TASK TO COMPLETE: Return a copy of every line in the records that includes the word "JSON".

EXCERPTED DATA:

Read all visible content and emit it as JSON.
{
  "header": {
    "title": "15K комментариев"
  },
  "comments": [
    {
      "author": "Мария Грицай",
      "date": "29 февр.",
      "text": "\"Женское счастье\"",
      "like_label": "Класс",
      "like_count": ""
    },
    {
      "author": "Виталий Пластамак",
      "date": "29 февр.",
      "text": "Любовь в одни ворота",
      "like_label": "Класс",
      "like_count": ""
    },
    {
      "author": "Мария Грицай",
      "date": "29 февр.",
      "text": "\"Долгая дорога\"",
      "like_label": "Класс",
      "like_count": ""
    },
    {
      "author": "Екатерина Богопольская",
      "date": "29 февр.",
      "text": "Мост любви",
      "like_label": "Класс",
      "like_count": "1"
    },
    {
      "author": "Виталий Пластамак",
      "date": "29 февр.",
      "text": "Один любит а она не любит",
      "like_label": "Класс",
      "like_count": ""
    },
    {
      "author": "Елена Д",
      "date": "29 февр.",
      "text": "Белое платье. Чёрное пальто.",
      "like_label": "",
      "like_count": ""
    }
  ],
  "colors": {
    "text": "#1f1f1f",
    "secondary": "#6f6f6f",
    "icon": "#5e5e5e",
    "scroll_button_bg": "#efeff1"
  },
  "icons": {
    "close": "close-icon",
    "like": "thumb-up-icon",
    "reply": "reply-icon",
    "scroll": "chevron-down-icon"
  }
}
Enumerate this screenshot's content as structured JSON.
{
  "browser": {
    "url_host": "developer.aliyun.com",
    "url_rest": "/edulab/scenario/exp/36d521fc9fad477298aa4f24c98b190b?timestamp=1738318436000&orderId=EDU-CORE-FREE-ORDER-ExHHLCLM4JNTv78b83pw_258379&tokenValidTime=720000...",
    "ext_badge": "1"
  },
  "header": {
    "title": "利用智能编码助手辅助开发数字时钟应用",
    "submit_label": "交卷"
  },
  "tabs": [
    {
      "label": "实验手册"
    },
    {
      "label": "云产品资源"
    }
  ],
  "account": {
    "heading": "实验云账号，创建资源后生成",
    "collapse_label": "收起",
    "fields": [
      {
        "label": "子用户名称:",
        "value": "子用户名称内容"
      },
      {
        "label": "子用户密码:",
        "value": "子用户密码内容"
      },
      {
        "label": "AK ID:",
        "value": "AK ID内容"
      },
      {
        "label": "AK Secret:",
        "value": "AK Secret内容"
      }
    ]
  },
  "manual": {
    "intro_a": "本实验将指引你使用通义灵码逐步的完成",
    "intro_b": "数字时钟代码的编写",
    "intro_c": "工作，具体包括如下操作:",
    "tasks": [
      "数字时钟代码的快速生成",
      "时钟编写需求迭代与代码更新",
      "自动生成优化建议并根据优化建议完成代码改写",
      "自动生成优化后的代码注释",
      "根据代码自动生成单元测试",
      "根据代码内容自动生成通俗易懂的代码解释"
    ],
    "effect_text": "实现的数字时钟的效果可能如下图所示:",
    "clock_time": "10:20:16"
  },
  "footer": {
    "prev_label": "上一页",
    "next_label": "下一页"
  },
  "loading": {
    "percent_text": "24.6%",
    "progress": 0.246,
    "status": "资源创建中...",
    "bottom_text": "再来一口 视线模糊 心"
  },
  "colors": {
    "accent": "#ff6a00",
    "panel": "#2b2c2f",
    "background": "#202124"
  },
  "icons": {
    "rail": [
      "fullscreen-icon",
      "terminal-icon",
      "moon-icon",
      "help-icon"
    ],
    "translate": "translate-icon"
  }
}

==

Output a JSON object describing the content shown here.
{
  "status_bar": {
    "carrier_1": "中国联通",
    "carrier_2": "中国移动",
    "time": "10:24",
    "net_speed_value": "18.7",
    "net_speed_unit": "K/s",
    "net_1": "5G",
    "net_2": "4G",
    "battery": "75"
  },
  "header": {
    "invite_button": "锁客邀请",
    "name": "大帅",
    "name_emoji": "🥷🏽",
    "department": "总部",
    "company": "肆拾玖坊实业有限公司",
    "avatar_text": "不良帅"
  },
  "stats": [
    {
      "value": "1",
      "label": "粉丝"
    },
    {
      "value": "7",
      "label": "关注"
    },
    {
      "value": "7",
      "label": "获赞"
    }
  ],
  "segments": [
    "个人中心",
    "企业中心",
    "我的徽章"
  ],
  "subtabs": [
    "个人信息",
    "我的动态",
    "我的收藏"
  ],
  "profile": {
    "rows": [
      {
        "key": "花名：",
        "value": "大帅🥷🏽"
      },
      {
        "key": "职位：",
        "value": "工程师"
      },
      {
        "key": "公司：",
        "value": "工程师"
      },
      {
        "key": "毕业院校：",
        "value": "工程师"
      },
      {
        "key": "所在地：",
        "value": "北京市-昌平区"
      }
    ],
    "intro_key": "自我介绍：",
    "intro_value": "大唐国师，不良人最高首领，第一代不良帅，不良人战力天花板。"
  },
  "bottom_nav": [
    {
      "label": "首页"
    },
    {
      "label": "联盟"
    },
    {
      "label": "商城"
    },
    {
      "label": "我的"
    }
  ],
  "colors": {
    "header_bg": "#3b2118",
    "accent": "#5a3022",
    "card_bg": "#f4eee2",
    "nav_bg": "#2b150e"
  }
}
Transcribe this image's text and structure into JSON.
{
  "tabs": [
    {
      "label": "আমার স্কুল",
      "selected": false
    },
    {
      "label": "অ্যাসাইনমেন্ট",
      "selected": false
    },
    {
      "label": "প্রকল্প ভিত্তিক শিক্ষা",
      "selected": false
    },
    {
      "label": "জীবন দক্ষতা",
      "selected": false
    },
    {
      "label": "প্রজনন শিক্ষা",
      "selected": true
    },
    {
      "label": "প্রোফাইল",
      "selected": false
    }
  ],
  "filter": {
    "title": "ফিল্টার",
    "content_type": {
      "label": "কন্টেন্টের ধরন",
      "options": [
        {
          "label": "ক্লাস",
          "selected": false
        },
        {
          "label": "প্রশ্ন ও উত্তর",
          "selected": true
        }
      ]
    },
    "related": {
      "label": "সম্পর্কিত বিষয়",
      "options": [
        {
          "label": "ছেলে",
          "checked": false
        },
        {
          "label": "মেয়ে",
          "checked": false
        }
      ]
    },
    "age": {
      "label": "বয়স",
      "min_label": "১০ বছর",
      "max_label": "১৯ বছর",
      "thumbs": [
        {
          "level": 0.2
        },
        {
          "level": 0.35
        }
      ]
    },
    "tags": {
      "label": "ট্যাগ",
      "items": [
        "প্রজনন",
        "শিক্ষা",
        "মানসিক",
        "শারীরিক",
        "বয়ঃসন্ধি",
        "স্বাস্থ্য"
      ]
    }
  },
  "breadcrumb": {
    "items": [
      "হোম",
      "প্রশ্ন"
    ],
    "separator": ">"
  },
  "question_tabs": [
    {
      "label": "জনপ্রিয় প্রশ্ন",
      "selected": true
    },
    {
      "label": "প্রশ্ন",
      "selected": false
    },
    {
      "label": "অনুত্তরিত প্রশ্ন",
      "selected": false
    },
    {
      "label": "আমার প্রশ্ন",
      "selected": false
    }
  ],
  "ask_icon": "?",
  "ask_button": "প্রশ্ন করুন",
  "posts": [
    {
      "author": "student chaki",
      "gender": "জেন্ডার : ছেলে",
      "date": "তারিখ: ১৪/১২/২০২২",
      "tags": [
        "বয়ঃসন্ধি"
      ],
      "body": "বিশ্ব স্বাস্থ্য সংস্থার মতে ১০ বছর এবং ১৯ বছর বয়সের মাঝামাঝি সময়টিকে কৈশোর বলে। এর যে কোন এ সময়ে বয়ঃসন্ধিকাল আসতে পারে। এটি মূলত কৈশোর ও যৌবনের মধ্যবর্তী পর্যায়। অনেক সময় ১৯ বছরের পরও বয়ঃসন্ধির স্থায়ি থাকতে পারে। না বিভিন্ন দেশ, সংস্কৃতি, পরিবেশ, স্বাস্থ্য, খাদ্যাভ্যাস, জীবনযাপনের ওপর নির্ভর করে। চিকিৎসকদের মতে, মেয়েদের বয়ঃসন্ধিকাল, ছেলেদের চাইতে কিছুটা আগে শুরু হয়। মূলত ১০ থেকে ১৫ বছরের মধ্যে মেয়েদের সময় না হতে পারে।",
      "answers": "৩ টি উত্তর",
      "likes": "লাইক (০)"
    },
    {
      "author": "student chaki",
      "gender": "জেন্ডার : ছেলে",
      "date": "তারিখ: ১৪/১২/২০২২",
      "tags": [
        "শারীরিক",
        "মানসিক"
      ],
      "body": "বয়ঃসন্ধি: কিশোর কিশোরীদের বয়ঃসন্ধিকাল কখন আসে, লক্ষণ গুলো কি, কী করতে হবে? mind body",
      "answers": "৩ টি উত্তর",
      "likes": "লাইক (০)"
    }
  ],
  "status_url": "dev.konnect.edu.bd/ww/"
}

OUTPUT OF THE EXERCISE:
Read all visible content and emit it as JSON.
Enumerate this screenshot's content as structured JSON.
Output a JSON object describing the content shown here.
Transcribe this image's text and structure into JSON.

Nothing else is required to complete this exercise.